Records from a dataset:
+++
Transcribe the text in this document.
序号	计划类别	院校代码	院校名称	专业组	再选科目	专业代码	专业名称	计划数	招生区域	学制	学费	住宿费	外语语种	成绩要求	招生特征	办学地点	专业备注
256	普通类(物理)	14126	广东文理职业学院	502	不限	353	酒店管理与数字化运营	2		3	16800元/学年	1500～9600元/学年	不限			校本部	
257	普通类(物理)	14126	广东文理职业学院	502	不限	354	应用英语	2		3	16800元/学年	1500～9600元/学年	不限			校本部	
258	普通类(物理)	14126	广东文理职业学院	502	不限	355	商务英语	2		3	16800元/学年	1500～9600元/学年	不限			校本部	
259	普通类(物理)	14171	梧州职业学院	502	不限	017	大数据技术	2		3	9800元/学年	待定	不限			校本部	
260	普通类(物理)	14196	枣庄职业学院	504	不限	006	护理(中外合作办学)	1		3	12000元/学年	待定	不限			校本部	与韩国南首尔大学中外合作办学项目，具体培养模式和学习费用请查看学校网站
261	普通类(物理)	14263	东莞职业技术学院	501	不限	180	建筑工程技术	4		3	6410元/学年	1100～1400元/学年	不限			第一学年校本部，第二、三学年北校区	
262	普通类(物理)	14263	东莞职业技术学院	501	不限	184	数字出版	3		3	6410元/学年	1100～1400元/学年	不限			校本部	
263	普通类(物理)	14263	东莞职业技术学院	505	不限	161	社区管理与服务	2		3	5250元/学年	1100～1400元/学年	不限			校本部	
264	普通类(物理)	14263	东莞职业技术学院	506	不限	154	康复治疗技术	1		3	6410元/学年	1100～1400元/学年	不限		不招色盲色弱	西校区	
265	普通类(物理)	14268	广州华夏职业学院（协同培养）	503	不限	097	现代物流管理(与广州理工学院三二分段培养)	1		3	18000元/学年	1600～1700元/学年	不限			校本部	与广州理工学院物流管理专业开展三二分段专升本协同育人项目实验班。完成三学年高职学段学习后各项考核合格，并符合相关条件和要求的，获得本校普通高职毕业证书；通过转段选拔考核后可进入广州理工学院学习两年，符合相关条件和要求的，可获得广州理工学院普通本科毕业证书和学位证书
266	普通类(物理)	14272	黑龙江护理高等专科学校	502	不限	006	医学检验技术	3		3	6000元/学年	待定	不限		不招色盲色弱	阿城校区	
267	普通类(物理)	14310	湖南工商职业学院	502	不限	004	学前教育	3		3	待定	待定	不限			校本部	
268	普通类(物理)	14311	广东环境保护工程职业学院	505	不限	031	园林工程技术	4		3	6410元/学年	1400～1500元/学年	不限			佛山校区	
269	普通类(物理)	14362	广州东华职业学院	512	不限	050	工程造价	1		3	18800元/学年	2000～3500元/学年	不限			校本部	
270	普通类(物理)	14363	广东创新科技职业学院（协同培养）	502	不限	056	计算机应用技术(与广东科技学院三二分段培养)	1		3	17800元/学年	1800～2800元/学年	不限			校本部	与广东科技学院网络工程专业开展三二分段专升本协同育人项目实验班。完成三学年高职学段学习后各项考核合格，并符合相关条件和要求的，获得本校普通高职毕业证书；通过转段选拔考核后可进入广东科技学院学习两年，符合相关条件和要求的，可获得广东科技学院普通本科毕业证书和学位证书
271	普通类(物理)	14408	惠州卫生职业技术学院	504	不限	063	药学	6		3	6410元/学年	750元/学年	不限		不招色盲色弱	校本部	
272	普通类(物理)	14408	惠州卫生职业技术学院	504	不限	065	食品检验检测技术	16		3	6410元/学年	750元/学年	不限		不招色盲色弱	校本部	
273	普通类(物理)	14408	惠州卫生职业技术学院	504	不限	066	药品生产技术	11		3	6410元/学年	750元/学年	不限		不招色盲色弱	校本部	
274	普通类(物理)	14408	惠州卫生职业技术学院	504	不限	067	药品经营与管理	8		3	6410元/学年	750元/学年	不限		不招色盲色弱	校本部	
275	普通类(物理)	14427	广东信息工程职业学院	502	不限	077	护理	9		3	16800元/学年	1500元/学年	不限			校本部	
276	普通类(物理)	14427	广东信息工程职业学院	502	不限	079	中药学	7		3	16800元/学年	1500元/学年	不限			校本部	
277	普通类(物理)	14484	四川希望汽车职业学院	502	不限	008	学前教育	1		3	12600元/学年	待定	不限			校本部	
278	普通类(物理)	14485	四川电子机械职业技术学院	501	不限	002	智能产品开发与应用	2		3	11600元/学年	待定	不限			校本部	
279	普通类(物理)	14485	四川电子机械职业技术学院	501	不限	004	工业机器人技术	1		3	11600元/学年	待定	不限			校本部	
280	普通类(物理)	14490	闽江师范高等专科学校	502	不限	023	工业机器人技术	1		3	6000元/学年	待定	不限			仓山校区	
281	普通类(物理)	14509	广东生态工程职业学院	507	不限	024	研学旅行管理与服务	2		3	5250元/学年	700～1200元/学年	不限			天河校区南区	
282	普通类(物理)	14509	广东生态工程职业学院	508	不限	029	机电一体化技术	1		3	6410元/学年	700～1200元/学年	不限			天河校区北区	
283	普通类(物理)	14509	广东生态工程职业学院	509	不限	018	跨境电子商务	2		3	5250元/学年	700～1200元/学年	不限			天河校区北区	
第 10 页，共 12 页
+++
SET PROBLEM: Recopy all the lines exactly as they appear.

FINISHED EXERCISE:
Transcribe the text in this document.
序号	计划类别	院校代码	院校名称	专业组	再选科目	专业代码	专业名称	计划数	招生区域	学制	学费	住宿费	外语语种	成绩要求	招生特征	办学地点	专业备注
256	普通类(物理)	14126	广东文理职业学院	502	不限	353	酒店管理与数字化运营	2		3	16800元/学年	1500～9600元/学年	不限			校本部	
257	普通类(物理)	14126	广东文理职业学院	502	不限	354	应用英语	2		3	16800元/学年	1500～9600元/学年	不限			校本部	
258	普通类(物理)	14126	广东文理职业学院	502	不限	355	商务英语	2		3	16800元/学年	1500～9600元/学年	不限			校本部	
259	普通类(物理)	14171	梧州职业学院	502	不限	017	大数据技术	2		3	9800元/学年	待定	不限			校本部	
260	普通类(物理)	14196	枣庄职业学院	504	不限	006	护理(中外合作办学)	1		3	12000元/学年	待定	不限			校本部	与韩国南首尔大学中外合作办学项目，具体培养模式和学习费用请查看学校网站
261	普通类(物理)	14263	东莞职业技术学院	501	不限	180	建筑工程技术	4		3	6410元/学年	1100～1400元/学年	不限			第一学年校本部，第二、三学年北校区	
262	普通类(物理)	14263	东莞职业技术学院	501	不限	184	数字出版	3		3	6410元/学年	1100～1400元/学年	不限			校本部	
263	普通类(物理)	14263	东莞职业技术学院	505	不限	161	社区管理与服务	2		3	5250元/学年	1100～1400元/学年	不限			校本部	
264	普通类(物理)	14263	东莞职业技术学院	506	不限	154	康复治疗技术	1		3	6410元/学年	1100～1400元/学年	不限		不招色盲色弱	西校区	
265	普通类(物理)	14268	广州华夏职业学院（协同培养）	503	不限	097	现代物流管理(与广州理工学院三二分段培养)	1		3	18000元/学年	1600～1700元/学年	不限			校本部	与广州理工学院物流管理专业开展三二分段专升本协同育人项目实验班。完成三学年高职学段学习后各项考核合格，并符合相关条件和要求的，获得本校普通高职毕业证书；通过转段选拔考核后可进入广州理工学院学习两年，符合相关条件和要求的，可获得广州理工学院普通本科毕业证书和学位证书
266	普通类(物理)	14272	黑龙江护理高等专科学校	502	不限	006	医学检验技术	3		3	6000元/学年	待定	不限		不招色盲色弱	阿城校区	
267	普通类(物理)	14310	湖南工商职业学院	502	不限	004	学前教育	3		3	待定	待定	不限			校本部	
268	普通类(物理)	14311	广东环境保护工程职业学院	505	不限	031	园林工程技术	4		3	6410元/学年	1400～1500元/学年	不限			佛山校区	
269	普通类(物理)	14362	广州东华职业学院	512	不限	050	工程造价	1		3	18800元/学年	2000～3500元/学年	不限			校本部	
270	普通类(物理)	14363	广东创新科技职业学院（协同培养）	502	不限	056	计算机应用技术(与广东科技学院三二分段培养)	1		3	17800元/学年	1800～2800元/学年	不限			校本部	与广东科技学院网络工程专业开展三二分段专升本协同育人项目实验班。完成三学年高职学段学习后各项考核合格，并符合相关条件和要求的，获得本校普通高职毕业证书；通过转段选拔考核后可进入广东科技学院学习两年，符合相关条件和要求的，可获得广东科技学院普通本科毕业证书和学位证书
271	普通类(物理)	14408	惠州卫生职业技术学院	504	不限	063	药学	6		3	6410元/学年	750元/学年	不限		不招色盲色弱	校本部	
272	普通类(物理)	14408	惠州卫生职业技术学院	504	不限	065	食品检验检测技术	16		3	6410元/学年	750元/学年	不限		不招色盲色弱	校本部	
273	普通类(物理)	14408	惠州卫生职业技术学院	504	不限	066	药品生产技术	11		3	6410元/学年	750元/学年	不限		不招色盲色弱	校本部	
274	普通类(物理)	14408	惠州卫生职业技术学院	504	不限	067	药品经营与管理	8		3	6410元/学年	750元/学年	不限		不招色盲色弱	校本部	
275	普通类(物理)	14427	广东信息工程职业学院	502	不限	077	护理	9		3	16800元/学年	1500元/学年	不限			校本部	
276	普通类(物理)	14427	广东信息工程职业学院	502	不限	079	中药学	7		3	16800元/学年	1500元/学年	不限			校本部	
277	普通类(物理)	14484	四川希望汽车职业学院	502	不限	008	学前教育	1		3	12600元/学年	待定	不限			校本部	
278	普通类(物理)	14485	四川电子机械职业技术学院	501	不限	002	智能产品开发与应用	2		3	11600元/学年	待定	不限			校本部	
279	普通类(物理)	14485	四川电子机械职业技术学院	501	不限	004	工业机器人技术	1		3	11600元/学年	待定	不限			校本部	
280	普通类(物理)	14490	闽江师范高等专科学校	502	不限	023	工业机器人技术	1		3	6000元/学年	待定	不限			仓山校区	
281	普通类(物理)	14509	广东生态工程职业学院	507	不限	024	研学旅行管理与服务	2		3	5250元/学年	700～1200元/学年	不限			天河校区南区	
282	普通类(物理)	14509	广东生态工程职业学院	508	不限	029	机电一体化技术	1		3	6410元/学年	700～1200元/学年	不限			天河校区北区	
283	普通类(物理)	14509	广东生态工程职业学院	509	不限	018	跨境电子商务	2		3	5250元/学年	700～1200元/学年	不限			天河校区北区	
第 10 页，共 12 页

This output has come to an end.